WHAT YOU ARE ASKED TO DO: Of the lines in the listing below, how many hold "Foil"? Answer with the number only.

Stored data entries:

* BEGIN *

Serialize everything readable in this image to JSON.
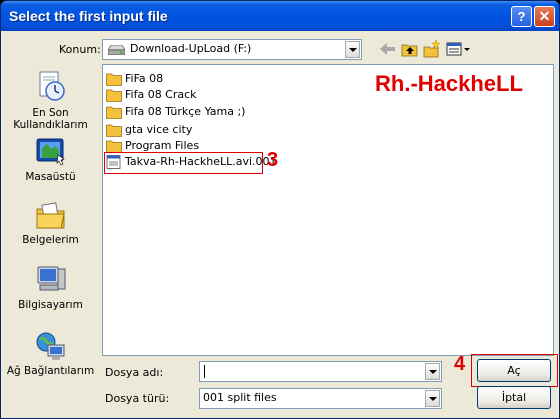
{
  "window": {
    "title": "Select the first input file",
    "help": "?",
    "close": "✕"
  },
  "lookin": {
    "label": "Konum:",
    "value": "Download-UpLoad (F:)"
  },
  "toolbar": {
    "back": "back-icon",
    "up": "folder-up-icon",
    "newfolder": "new-folder-icon",
    "views": "views-icon"
  },
  "places": [
    {
      "label": "En Son\nKullandıklarım",
      "icon": "recent-documents-icon"
    },
    {
      "label": "Masaüstü",
      "icon": "desktop-icon"
    },
    {
      "label": "Belgelerim",
      "icon": "my-documents-icon"
    },
    {
      "label": "Bilgisayarım",
      "icon": "my-computer-icon"
    },
    {
      "label": "Ağ Bağlantılarım",
      "icon": "network-places-icon"
    }
  ],
  "files": [
    {
      "name": "FiFa 08",
      "type": "folder"
    },
    {
      "name": "Fifa 08 Crack",
      "type": "folder"
    },
    {
      "name": "Fifa 08 Türkçe Yama ;)",
      "type": "folder"
    },
    {
      "name": "gta vice city",
      "type": "folder"
    },
    {
      "name": "Program Files",
      "type": "folder"
    },
    {
      "name": "Takva-Rh-HackheLL.avi.001",
      "type": "file"
    }
  ],
  "annotations": {
    "brand": "Rh.-HackheLL",
    "step3": "3",
    "step4": "4"
  },
  "filename": {
    "label": "Dosya adı:",
    "value": ""
  },
  "filetype": {
    "label": "Dosya türü:",
    "value": "001 split files"
  },
  "buttons": {
    "open": "Aç",
    "cancel": "İptal"
  },
  "colors": {
    "title_blue": "#0054e3",
    "annotation_red": "#e00000",
    "folder_yellow": "#f3c23c"
  }
}
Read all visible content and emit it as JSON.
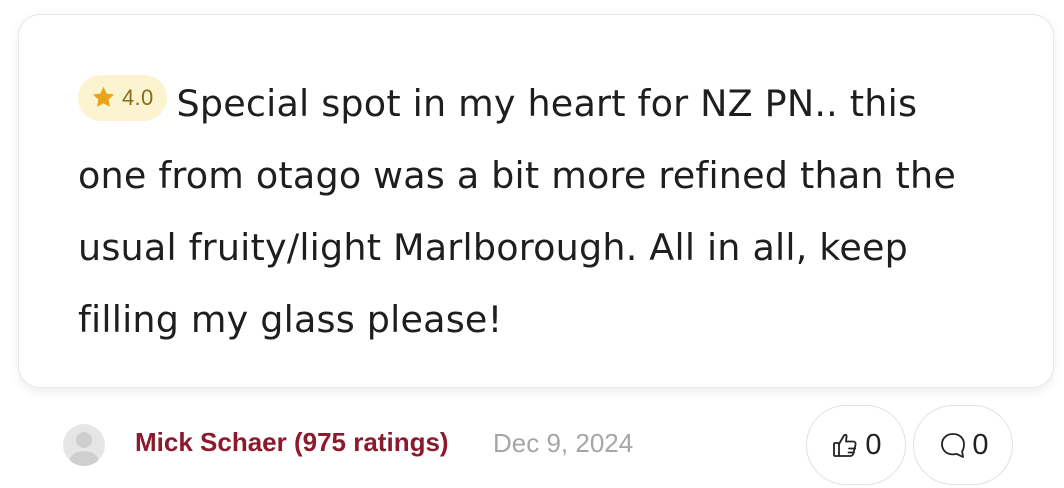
{
  "review": {
    "rating": "4.0",
    "text": "Special spot in my heart for NZ PN.. this one from otago was a bit more refined than the usual fruity/light Marlborough. All in all, keep filling my glass please!"
  },
  "reviewer": {
    "name_label": "Mick Schaer (975 ratings)",
    "date": "Dec 9, 2024"
  },
  "actions": {
    "likes": "0",
    "comments": "0"
  },
  "colors": {
    "accent": "#8b1a2d",
    "badge_bg": "#fcf3d0",
    "star": "#e8a316",
    "muted": "#a6a6a6"
  },
  "icons": {
    "rating": "star-icon",
    "like": "thumbs-up-icon",
    "comment": "comment-bubble-icon",
    "avatar": "avatar-placeholder-icon"
  }
}
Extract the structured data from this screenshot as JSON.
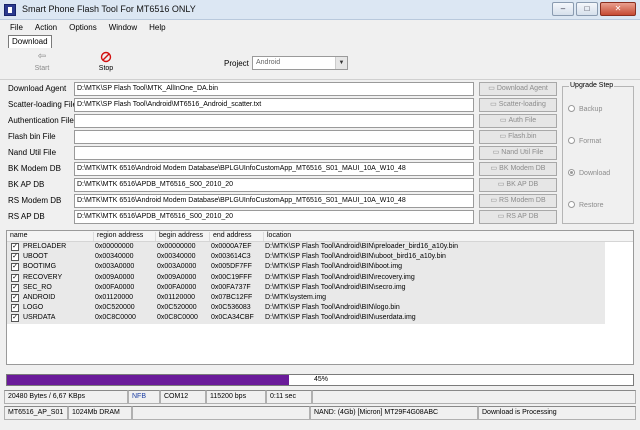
{
  "window": {
    "title": "Smart Phone Flash Tool For MT6516 ONLY",
    "minimize": "‒",
    "maximize": "□",
    "close": "✕"
  },
  "menu": [
    "File",
    "Action",
    "Options",
    "Window",
    "Help"
  ],
  "tab": {
    "label": "Download"
  },
  "toolbar": {
    "start_label": "Start",
    "start_icon": "start-arrow-icon",
    "stop_label": "Stop",
    "stop_icon": "stop-circle-icon",
    "project_label": "Project",
    "project_value": "Android"
  },
  "fields": [
    {
      "label": "Download Agent",
      "value": "D:\\MTK\\SP Flash Tool\\MTK_AllInOne_DA.bin"
    },
    {
      "label": "Scatter-loading File",
      "value": "D:\\MTK\\SP Flash Tool\\Android\\MT6516_Android_scatter.txt"
    },
    {
      "label": "Authentication File",
      "value": ""
    },
    {
      "label": "Flash bin File",
      "value": ""
    },
    {
      "label": "Nand Util File",
      "value": ""
    },
    {
      "label": "BK Modem DB",
      "value": "D:\\MTK\\MTK 6516\\Android Modem Database\\BPLGUInfoCustomApp_MT6516_S01_MAUI_10A_W10_48"
    },
    {
      "label": "BK AP DB",
      "value": "D:\\MTK\\MTK 6516\\APDB_MT6516_S00_2010_20"
    },
    {
      "label": "RS Modem DB",
      "value": "D:\\MTK\\MTK 6516\\Android Modem Database\\BPLGUInfoCustomApp_MT6516_S01_MAUI_10A_W10_48"
    },
    {
      "label": "RS AP DB",
      "value": "D:\\MTK\\MTK 6516\\APDB_MT6516_S00_2010_20"
    }
  ],
  "side_buttons": [
    "Download Agent",
    "Scatter-loading",
    "Auth File",
    "Flash.bin",
    "Nand Util File",
    "BK Modem DB",
    "BK AP DB",
    "RS Modem DB",
    "RS AP DB"
  ],
  "upgrade": {
    "legend": "Upgrade Step",
    "options": [
      "Backup",
      "Format",
      "Download",
      "Restore"
    ],
    "selected": "Download"
  },
  "list": {
    "columns": [
      "name",
      "region address",
      "begin address",
      "end address",
      "location"
    ],
    "rows": [
      {
        "checked": true,
        "name": "PRELOADER",
        "region": "0x00000000",
        "begin": "0x00000000",
        "end": "0x0000A7EF",
        "location": "D:\\MTK\\SP Flash Tool\\Android\\BIN\\preloader_bird16_a10y.bin"
      },
      {
        "checked": true,
        "name": "UBOOT",
        "region": "0x00340000",
        "begin": "0x00340000",
        "end": "0x003614C3",
        "location": "D:\\MTK\\SP Flash Tool\\Android\\BIN\\uboot_bird16_a10y.bin"
      },
      {
        "checked": true,
        "name": "BOOTIMG",
        "region": "0x003A0000",
        "begin": "0x003A0000",
        "end": "0x005DF7FF",
        "location": "D:\\MTK\\SP Flash Tool\\Android\\BIN\\boot.img"
      },
      {
        "checked": true,
        "name": "RECOVERY",
        "region": "0x009A0000",
        "begin": "0x009A0000",
        "end": "0x00C19FFF",
        "location": "D:\\MTK\\SP Flash Tool\\Android\\BIN\\recovery.img"
      },
      {
        "checked": true,
        "name": "SEC_RO",
        "region": "0x00FA0000",
        "begin": "0x00FA0000",
        "end": "0x00FA737F",
        "location": "D:\\MTK\\SP Flash Tool\\Android\\BIN\\secro.img"
      },
      {
        "checked": true,
        "name": "ANDROID",
        "region": "0x01120000",
        "begin": "0x01120000",
        "end": "0x07BC12FF",
        "location": "D:\\MTK\\system.img"
      },
      {
        "checked": true,
        "name": "LOGO",
        "region": "0x0C520000",
        "begin": "0x0C520000",
        "end": "0x0C536083",
        "location": "D:\\MTK\\SP Flash Tool\\Android\\BIN\\logo.bin"
      },
      {
        "checked": true,
        "name": "USRDATA",
        "region": "0x0C8C0000",
        "begin": "0x0C8C0000",
        "end": "0x0CA34CBF",
        "location": "D:\\MTK\\SP Flash Tool\\Android\\BIN\\userdata.img"
      }
    ]
  },
  "progress": {
    "percent_text": "45%",
    "fraction": 0.45,
    "color": "#6a1b9a"
  },
  "status1": {
    "bytes": "20480 Bytes / 6,67 KBps",
    "mode": "NFB",
    "port": "COM12",
    "baud": "115200 bps",
    "time": "0:11 sec"
  },
  "status2": {
    "chip": "MT6516_AP_S01",
    "ram": "1024Mb DRAM",
    "nand": "NAND: (4Gb) [Micron] MT29F4G08ABC",
    "state": "Download is Processing"
  }
}
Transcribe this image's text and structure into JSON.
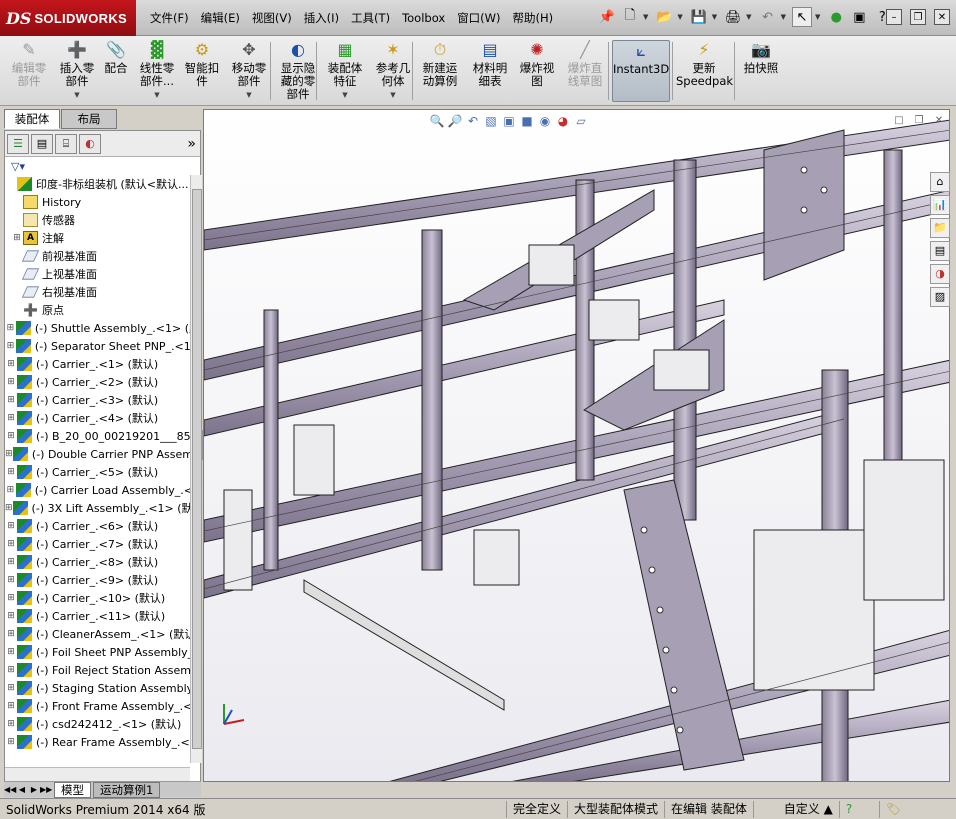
{
  "app": {
    "logo_mark": "DS",
    "logo_text": "SOLIDWORKS"
  },
  "menu": [
    "文件(F)",
    "编辑(E)",
    "视图(V)",
    "插入(I)",
    "工具(T)",
    "Toolbox",
    "窗口(W)",
    "帮助(H)"
  ],
  "quick_access": {
    "icons": [
      "pin-icon",
      "new-document-icon",
      "open-icon",
      "save-icon",
      "print-icon",
      "undo-icon",
      "select-icon",
      "rebuild-icon",
      "options-icon",
      "help-icon"
    ]
  },
  "window_controls": [
    "minimize",
    "restore",
    "close"
  ],
  "ribbon": [
    {
      "label": "编辑零\n部件",
      "disabled": true,
      "icon": "edit-component-icon"
    },
    {
      "label": "插入零\n部件",
      "icon": "insert-component-icon",
      "dropdown": true
    },
    {
      "label": "配合",
      "icon": "mate-icon"
    },
    {
      "label": "线性零\n部件...",
      "icon": "linear-pattern-icon",
      "dropdown": true
    },
    {
      "label": "智能扣\n件",
      "icon": "smart-fastener-icon"
    },
    {
      "label": "移动零\n部件",
      "icon": "move-component-icon",
      "dropdown": true
    },
    {
      "label": "显示隐\n藏的零\n部件",
      "icon": "show-hidden-icon"
    },
    {
      "label": "装配体\n特征",
      "icon": "assembly-feature-icon",
      "dropdown": true
    },
    {
      "label": "参考几\n何体",
      "icon": "reference-geometry-icon",
      "dropdown": true
    },
    {
      "label": "新建运\n动算例",
      "icon": "motion-study-icon"
    },
    {
      "label": "材料明\n细表",
      "icon": "bom-icon"
    },
    {
      "label": "爆炸视\n图",
      "icon": "exploded-view-icon"
    },
    {
      "label": "爆炸直\n线草图",
      "disabled": true,
      "icon": "explode-line-icon"
    },
    {
      "label": "Instant3D",
      "active": true,
      "icon": "instant3d-icon"
    },
    {
      "label": "更新\nSpeedpak",
      "icon": "speedpak-icon"
    },
    {
      "label": "拍快照",
      "icon": "snapshot-icon"
    }
  ],
  "panel_tabs": [
    "装配体",
    "布局"
  ],
  "panel_toolbar": [
    "feature-tree-icon",
    "property-icon",
    "config-icon",
    "display-icon"
  ],
  "filter_icon": "filter-icon",
  "tree": [
    {
      "text": "印度-非标组装机  (默认<默认...",
      "type": "root"
    },
    {
      "text": "History",
      "type": "hist",
      "indent": 1
    },
    {
      "text": "传感器",
      "type": "sens",
      "indent": 1
    },
    {
      "text": "注解",
      "type": "note",
      "indent": 1,
      "expand": true
    },
    {
      "text": "前视基准面",
      "type": "plane",
      "indent": 1
    },
    {
      "text": "上视基准面",
      "type": "plane",
      "indent": 1
    },
    {
      "text": "右视基准面",
      "type": "plane",
      "indent": 1
    },
    {
      "text": "原点",
      "type": "orig",
      "indent": 1
    },
    {
      "text": "(-) Shuttle Assembly_.<1> (默",
      "type": "asm",
      "expand": true
    },
    {
      "text": "(-) Separator Sheet PNP_.<1>",
      "type": "asm",
      "expand": true
    },
    {
      "text": "(-) Carrier_.<1> (默认)",
      "type": "asm",
      "expand": true
    },
    {
      "text": "(-) Carrier_.<2> (默认)",
      "type": "asm",
      "expand": true
    },
    {
      "text": "(-) Carrier_.<3> (默认)",
      "type": "asm",
      "expand": true
    },
    {
      "text": "(-) Carrier_.<4> (默认)",
      "type": "asm",
      "expand": true
    },
    {
      "text": "(-) B_20_00_00219201___850",
      "type": "asm",
      "expand": true
    },
    {
      "text": "(-) Double Carrier PNP Assemb",
      "type": "asm",
      "expand": true
    },
    {
      "text": "(-) Carrier_.<5> (默认)",
      "type": "asm",
      "expand": true
    },
    {
      "text": "(-) Carrier Load Assembly_.<1",
      "type": "asm",
      "expand": true
    },
    {
      "text": "(-) 3X Lift Assembly_.<1> (默认",
      "type": "asm",
      "expand": true
    },
    {
      "text": "(-) Carrier_.<6> (默认)",
      "type": "asm",
      "expand": true
    },
    {
      "text": "(-) Carrier_.<7> (默认)",
      "type": "asm",
      "expand": true
    },
    {
      "text": "(-) Carrier_.<8> (默认)",
      "type": "asm",
      "expand": true
    },
    {
      "text": "(-) Carrier_.<9> (默认)",
      "type": "asm",
      "expand": true
    },
    {
      "text": "(-) Carrier_.<10> (默认)",
      "type": "asm",
      "expand": true
    },
    {
      "text": "(-) Carrier_.<11> (默认)",
      "type": "asm",
      "expand": true
    },
    {
      "text": "(-) CleanerAssem_.<1> (默认",
      "type": "asm",
      "expand": true
    },
    {
      "text": "(-) Foil Sheet PNP Assembly_.",
      "type": "asm",
      "expand": true
    },
    {
      "text": "(-) Foil Reject Station Assemb",
      "type": "asm",
      "expand": true
    },
    {
      "text": "(-) Staging Station Assembly_",
      "type": "asm",
      "expand": true
    },
    {
      "text": "(-) Front Frame Assembly_.<1",
      "type": "asm",
      "expand": true
    },
    {
      "text": "(-) csd242412_.<1> (默认)",
      "type": "asm",
      "expand": true
    },
    {
      "text": "(-) Rear Frame Assembly_.<1",
      "type": "asm",
      "expand": true
    }
  ],
  "bottom_tabs": [
    "模型",
    "运动算例1"
  ],
  "status": {
    "product": "SolidWorks Premium 2014 x64 版",
    "fully_defined": "完全定义",
    "large_assembly": "大型装配体模式",
    "editing": "在编辑 装配体",
    "custom": "自定义"
  }
}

* END *

TASK RESPONSE: 2